PASSAGE GIVEN.
I urge my sister to try this dish
next time she sees it on the menu, as if she’ll remember. We talk about how
long Ruth has been a resident and when it was that I started seeing my sister
for the first time in years. Margie wonders what happened to cause the
separation, and I shorten the encyclopedic explanation.
It was a misunderstanding.”
We don’t want to lose our table, so
we go in shifts to the buffet. There is well-done roast beef, macaroni and
cheese with broccoli and chicken, and cubed steamed vegetables. Janeth helps
herself to very little. We return to our table, where she starts picking off
specks of herbs, one by one.
“I saw Jan do the same thing with a
bowl of fish chowder,” I remark to Ruth and Margie. “I figured she thought they
were bugs.”
“I like my food to be
unembellished,” my sister says.
Santa Claus comes ho-ho-ho-ing our
way.
"Last year,” Margie says, “my
mother sat on Santa Claus’s lap and had her picture taken.”
Hearing music, we migrate to the
hall, where a three-piece band and a singer are providing the entertainment.
There are no chairs available, so I sit on the stairway. Jan and Margie join
me, and Ruth perches on the seat attached to her walker. Jan tells us about a
little boy who believed in Santa Claus a lot longer than most children.
“He was sure his father wouldn’t
spend that much on presents. “
Residents,
staff members, and guests are circling the room, performing the Chicken Dance,
which I’d never seen before. It looks like so much fun, I wish I were ten years
younger, a spry seventy-six.
But it’s getting late for this lame
octogenarian, so I take the elevator to Jan’s room to get my coat. I discover I
can’t leave yet because the band and the crowd are filling the lobby with the
sound of patriotic songs. Jan has joined them, I am happy to see. I stand next
to her while we sing God Bless America. It’s 8:15 when I head home, the route
so familiar I can safely drive it in the dark.
Janeth tells me another Chicken
Dance took place after I left.
“Phyllis grabbed my hand and pulled
me into the circle. By watching her, I was able to do the steps almost
perfectly.”
I’m glad to hear about this because lately my
sister has been complaining about the kitchen goddess’s
do-whatever-I-please-whenever-I-feel-like-it attitude.
From Linda:
I spent over
two hours in JC Penney, looking for what I think mom is describing. I found
parts of sweater sets scattered all over the store, finally managed to get the
right-sized pieces coordinated. I never know if mom is asking for a current
style or if she’s seeing an older wardrobe a resident is hanging onto. But I’m
sure to buy the wrong thing in any event.
Such is MY world. Full of little
errands and playing catch up on my visits to clients.
Jan reports that she’s started
having a lot of loose bms—“Oh, that’s wonderful!” I interject. “I mean, isn’t
it?”—“Well, yes, but I never knows when I might have to rush to the bathroom.
My date with Ray at the Quincy buffet could be a malodorous one.”
“He is the perfect friend to be
with if that happens.”
”At least it would
be a way to turn off any romantic inclinations he might have. “
"That might do it.”
“I almost choked to death during
supper, had to be pounded on the back until I coughed up what was caught in my
throat.”

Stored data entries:

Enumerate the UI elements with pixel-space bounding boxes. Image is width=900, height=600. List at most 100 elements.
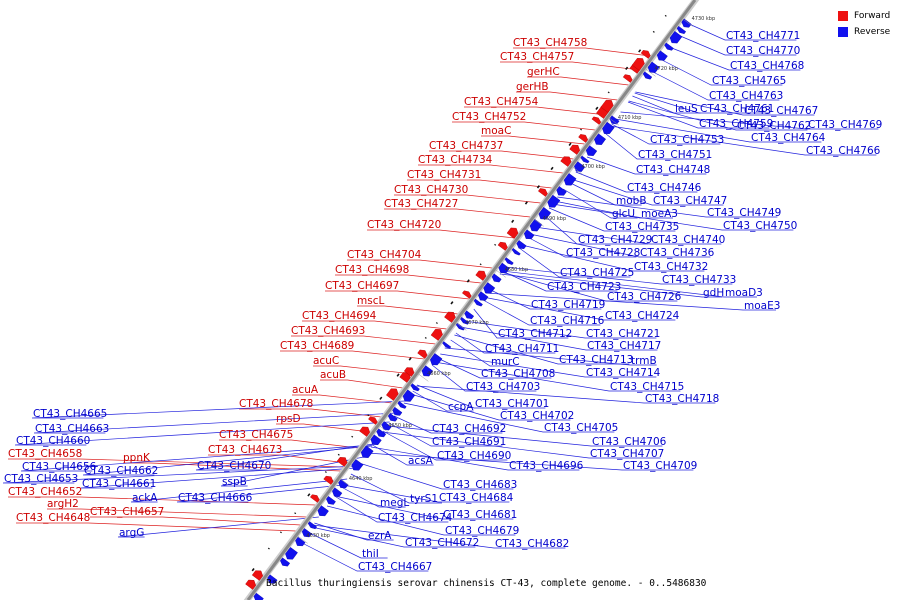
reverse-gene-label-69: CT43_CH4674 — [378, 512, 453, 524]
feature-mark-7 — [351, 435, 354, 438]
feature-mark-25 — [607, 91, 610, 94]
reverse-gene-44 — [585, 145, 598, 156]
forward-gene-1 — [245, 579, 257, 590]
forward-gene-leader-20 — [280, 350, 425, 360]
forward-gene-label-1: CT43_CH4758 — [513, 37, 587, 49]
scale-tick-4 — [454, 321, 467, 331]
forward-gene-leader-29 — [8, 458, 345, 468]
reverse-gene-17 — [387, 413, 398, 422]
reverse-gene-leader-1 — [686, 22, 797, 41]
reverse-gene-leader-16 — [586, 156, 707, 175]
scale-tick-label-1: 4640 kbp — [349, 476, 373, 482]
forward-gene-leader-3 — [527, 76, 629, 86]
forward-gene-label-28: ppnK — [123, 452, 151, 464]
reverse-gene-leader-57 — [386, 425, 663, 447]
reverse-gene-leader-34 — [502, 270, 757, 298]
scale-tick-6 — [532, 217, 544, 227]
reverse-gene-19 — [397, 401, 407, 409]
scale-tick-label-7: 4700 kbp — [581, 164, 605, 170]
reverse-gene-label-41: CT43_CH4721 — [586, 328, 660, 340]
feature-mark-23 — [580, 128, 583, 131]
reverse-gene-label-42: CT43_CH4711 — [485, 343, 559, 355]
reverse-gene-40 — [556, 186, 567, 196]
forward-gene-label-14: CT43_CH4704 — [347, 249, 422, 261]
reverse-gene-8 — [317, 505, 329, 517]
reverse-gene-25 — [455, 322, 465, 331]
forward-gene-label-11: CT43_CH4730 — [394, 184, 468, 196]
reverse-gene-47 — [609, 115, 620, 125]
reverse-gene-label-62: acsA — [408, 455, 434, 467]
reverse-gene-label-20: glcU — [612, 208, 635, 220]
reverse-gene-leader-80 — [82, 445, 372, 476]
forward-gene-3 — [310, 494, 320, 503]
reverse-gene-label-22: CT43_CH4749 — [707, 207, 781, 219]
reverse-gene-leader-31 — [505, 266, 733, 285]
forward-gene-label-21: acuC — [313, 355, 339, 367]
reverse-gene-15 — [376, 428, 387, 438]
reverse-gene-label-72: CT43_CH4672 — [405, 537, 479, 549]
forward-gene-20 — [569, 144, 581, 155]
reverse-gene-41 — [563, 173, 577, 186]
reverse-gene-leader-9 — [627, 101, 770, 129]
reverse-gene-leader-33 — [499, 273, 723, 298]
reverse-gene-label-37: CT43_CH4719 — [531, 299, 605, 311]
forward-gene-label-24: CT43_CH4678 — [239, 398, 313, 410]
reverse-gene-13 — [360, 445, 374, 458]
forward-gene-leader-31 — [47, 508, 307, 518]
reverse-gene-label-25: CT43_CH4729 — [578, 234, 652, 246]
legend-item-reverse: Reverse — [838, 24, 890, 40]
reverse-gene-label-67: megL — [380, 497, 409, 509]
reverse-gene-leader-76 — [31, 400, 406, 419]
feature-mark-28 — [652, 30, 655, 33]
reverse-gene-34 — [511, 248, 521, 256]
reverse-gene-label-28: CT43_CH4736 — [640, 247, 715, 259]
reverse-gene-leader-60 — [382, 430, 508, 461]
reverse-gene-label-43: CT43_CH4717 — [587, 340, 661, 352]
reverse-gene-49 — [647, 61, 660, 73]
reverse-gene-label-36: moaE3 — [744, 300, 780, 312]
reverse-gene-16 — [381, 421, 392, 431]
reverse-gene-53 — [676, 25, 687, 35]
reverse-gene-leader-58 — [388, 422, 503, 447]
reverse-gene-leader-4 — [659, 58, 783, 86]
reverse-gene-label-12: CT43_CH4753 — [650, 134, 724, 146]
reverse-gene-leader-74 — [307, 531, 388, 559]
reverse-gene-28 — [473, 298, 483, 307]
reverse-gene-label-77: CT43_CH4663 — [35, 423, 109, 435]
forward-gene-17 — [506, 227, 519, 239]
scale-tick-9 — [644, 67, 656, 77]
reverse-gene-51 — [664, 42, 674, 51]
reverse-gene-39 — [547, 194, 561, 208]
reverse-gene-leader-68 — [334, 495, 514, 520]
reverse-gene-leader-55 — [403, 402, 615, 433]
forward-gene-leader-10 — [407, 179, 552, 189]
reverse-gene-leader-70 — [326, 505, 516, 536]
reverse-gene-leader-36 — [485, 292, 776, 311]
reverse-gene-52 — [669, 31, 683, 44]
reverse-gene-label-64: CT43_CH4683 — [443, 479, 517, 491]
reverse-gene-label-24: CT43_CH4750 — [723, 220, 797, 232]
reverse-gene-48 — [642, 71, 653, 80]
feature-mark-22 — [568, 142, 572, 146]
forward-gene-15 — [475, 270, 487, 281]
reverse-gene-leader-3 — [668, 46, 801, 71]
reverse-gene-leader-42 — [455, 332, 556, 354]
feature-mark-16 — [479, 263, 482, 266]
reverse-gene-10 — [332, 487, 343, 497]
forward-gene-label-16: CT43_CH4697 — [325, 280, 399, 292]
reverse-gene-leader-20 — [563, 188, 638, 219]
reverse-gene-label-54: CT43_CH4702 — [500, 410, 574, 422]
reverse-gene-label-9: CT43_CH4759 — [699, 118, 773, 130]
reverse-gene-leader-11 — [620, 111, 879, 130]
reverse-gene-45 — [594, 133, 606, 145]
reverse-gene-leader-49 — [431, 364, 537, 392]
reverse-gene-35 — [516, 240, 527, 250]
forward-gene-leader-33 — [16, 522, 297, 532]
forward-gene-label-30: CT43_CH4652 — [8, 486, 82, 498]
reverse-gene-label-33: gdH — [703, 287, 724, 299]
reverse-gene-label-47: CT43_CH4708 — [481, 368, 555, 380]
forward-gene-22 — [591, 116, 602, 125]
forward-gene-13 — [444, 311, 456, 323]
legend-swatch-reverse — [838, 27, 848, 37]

REQUIREMENT. Copy the holiday-party passage from the words "Santa Claus comes" through the words "than most children.", swapping "stairway" for "staircase".

RESPONSE TO THE TASK.
Santa Claus comes ho-ho-ho-ing our
way.
"Last year,” Margie says, “my
mother sat on Santa Claus’s lap and had her picture taken.”
Hearing music, we migrate to the
hall, where a three-piece band and a singer are providing the entertainment.
There are no chairs available, so I sit on the staircase. Jan and Margie join
me, and Ruth perches on the seat attached to her walker. Jan tells us about a
little boy who believed in Santa Claus a lot longer than most children.